▶ TASK BRIEF: List every line of the items below that contains the string "图片来源".

-- start of EXERCISE INPUTS --

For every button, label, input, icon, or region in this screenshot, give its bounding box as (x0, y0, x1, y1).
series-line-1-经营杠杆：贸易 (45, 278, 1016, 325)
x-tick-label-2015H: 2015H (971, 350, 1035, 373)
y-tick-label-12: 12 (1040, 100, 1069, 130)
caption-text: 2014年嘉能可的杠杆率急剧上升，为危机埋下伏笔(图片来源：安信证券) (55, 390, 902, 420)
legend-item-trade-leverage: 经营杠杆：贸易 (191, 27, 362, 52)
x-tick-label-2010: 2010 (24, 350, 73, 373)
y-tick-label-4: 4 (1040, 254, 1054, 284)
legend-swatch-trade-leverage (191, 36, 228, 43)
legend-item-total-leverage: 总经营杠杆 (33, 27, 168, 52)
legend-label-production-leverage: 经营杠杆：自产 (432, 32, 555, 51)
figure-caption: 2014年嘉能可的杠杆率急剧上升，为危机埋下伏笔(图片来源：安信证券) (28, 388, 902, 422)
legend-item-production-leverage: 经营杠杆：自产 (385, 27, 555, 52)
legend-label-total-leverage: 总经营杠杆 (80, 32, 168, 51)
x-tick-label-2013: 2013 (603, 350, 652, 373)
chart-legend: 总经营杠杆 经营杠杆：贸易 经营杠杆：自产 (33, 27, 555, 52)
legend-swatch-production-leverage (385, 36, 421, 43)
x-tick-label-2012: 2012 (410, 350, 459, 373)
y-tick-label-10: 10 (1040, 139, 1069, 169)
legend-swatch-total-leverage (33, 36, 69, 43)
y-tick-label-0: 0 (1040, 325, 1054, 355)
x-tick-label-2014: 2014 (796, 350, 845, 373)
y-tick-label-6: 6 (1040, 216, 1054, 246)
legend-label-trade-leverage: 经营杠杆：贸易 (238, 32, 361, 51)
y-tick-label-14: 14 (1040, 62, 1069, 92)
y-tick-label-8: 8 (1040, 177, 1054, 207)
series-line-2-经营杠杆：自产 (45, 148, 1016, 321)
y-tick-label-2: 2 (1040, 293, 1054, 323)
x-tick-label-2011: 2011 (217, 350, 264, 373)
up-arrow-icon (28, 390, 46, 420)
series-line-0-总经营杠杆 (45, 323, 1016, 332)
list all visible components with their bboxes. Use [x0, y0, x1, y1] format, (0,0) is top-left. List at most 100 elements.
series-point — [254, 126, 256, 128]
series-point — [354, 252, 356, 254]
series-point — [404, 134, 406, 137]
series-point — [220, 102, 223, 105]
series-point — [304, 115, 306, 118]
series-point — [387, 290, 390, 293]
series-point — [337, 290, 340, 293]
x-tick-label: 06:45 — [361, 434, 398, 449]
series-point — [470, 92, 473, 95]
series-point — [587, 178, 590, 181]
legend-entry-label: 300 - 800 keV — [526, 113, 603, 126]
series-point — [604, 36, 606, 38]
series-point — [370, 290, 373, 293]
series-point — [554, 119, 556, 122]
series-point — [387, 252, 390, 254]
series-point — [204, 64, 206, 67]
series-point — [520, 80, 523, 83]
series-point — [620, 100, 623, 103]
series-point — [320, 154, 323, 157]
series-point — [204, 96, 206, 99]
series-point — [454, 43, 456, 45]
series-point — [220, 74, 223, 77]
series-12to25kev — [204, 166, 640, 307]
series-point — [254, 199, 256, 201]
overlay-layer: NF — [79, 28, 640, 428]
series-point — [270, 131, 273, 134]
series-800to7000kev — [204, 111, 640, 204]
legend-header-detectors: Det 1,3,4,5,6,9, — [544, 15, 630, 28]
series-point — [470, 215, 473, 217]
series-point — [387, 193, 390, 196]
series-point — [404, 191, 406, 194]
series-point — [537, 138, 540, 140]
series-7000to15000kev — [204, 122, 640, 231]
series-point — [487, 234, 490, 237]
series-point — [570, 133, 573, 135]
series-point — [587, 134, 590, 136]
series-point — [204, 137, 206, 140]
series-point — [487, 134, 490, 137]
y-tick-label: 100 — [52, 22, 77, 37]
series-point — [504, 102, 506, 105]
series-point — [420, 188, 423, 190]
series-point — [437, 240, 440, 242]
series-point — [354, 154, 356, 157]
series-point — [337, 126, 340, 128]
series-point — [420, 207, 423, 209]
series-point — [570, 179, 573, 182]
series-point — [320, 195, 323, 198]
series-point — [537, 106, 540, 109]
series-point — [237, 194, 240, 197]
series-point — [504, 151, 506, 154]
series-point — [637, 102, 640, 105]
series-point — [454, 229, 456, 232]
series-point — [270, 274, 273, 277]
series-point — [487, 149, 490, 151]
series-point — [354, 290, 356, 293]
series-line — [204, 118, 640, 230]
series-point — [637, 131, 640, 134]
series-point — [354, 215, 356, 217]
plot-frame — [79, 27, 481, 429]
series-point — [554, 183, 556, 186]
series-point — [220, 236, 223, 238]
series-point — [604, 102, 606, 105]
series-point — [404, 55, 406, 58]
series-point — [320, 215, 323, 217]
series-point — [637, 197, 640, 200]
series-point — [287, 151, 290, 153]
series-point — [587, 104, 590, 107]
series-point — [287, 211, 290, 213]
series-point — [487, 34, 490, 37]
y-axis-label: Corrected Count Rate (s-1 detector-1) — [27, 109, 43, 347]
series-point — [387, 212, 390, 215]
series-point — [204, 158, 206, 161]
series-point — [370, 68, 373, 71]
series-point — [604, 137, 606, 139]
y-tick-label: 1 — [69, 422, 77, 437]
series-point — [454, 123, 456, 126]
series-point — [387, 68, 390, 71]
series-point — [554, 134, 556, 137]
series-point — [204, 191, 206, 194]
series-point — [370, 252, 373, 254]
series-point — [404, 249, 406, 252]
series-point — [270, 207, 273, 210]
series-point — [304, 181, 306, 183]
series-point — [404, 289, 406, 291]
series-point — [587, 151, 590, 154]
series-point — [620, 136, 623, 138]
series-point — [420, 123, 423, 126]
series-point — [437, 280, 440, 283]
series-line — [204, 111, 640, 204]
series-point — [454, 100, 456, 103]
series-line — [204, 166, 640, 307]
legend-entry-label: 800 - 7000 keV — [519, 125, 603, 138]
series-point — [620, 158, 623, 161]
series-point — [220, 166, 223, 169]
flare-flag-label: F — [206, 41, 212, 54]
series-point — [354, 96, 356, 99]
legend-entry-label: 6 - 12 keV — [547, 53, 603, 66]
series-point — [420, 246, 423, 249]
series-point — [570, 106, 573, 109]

-- end of EXERCISE INPUTS --

▶ FINISHED EXERCISE:
caption-text: 2014年嘉能可的杠杆率急剧上升，为危机埋下伏笔(图片来源：安信证券) (55, 390, 902, 420)
figure-caption: 2014年嘉能可的杠杆率急剧上升，为危机埋下伏笔(图片来源：安信证券) (28, 388, 902, 422)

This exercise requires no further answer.